_BRIEF_
Beginning at the line that contains "What data populates", reproduce every line to the end of the material without changing any of them.

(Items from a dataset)
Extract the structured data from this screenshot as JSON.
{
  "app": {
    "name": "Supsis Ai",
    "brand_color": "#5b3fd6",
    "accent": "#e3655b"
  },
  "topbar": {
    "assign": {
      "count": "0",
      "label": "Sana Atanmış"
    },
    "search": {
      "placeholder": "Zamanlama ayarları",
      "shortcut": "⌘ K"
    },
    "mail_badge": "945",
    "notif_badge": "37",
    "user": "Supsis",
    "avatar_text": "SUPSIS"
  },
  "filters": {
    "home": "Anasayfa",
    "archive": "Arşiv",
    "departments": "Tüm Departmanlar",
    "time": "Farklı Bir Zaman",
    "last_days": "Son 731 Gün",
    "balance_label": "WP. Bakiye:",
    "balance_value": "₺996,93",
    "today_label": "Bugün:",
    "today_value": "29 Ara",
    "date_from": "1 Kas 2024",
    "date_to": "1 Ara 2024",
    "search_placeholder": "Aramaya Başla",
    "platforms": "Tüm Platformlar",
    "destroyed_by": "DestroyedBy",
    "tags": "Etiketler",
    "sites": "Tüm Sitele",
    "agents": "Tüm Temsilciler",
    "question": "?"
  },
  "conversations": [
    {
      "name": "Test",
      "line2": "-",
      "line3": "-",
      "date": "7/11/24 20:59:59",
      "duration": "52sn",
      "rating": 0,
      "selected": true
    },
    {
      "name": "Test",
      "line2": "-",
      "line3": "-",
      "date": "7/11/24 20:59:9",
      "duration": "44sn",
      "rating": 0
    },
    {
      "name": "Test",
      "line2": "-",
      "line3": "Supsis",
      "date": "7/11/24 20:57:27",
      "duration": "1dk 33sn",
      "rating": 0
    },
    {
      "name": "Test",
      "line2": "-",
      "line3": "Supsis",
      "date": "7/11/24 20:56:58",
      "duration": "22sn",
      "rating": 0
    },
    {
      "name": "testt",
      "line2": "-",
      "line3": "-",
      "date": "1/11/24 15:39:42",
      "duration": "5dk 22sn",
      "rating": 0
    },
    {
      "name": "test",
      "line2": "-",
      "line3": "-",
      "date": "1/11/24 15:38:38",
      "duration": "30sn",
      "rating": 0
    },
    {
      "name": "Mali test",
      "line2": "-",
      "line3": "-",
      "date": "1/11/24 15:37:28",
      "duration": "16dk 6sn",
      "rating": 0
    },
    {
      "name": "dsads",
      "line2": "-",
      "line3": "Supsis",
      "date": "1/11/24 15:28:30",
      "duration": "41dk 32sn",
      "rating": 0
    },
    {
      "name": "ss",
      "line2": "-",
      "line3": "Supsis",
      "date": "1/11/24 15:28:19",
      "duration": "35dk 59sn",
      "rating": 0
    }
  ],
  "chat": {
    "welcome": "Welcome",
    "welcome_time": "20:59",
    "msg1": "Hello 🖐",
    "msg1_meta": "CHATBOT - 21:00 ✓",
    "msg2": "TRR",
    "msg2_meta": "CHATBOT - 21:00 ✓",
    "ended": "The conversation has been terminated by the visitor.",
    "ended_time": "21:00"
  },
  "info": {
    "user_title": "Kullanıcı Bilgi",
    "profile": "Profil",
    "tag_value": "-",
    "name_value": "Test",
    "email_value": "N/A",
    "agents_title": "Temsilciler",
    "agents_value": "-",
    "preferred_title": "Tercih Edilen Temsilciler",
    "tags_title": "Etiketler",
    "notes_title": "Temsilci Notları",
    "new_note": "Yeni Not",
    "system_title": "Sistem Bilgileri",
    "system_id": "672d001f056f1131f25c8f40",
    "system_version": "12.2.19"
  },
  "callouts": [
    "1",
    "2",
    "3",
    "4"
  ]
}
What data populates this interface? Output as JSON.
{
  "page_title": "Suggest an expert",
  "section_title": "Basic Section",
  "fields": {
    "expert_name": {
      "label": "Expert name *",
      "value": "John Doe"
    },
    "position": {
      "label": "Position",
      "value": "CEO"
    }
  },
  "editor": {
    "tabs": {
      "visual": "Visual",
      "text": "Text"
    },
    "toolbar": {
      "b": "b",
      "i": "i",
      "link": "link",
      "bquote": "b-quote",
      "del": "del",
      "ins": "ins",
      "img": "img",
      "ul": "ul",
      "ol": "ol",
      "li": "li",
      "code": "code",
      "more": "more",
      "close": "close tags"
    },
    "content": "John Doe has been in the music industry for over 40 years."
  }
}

_FINISHED TASK_
What data populates this interface? Output as JSON.
{
  "page_title": "Suggest an expert",
  "section_title": "Basic Section",
  "fields": {
    "expert_name": {
      "label": "Expert name *",
      "value": "John Doe"
    },
    "position": {
      "label": "Position",
      "value": "CEO"
    }
  },
  "editor": {
    "tabs": {
      "visual": "Visual",
      "text": "Text"
    },
    "toolbar": {
      "b": "b",
      "i": "i",
      "link": "link",
      "bquote": "b-quote",
      "del": "del",
      "ins": "ins",
      "img": "img",
      "ul": "ul",
      "ol": "ol",
      "li": "li",
      "code": "code",
      "more": "more",
      "close": "close tags"
    },
    "content": "John Doe has been in the music industry for over 40 years."
  }
}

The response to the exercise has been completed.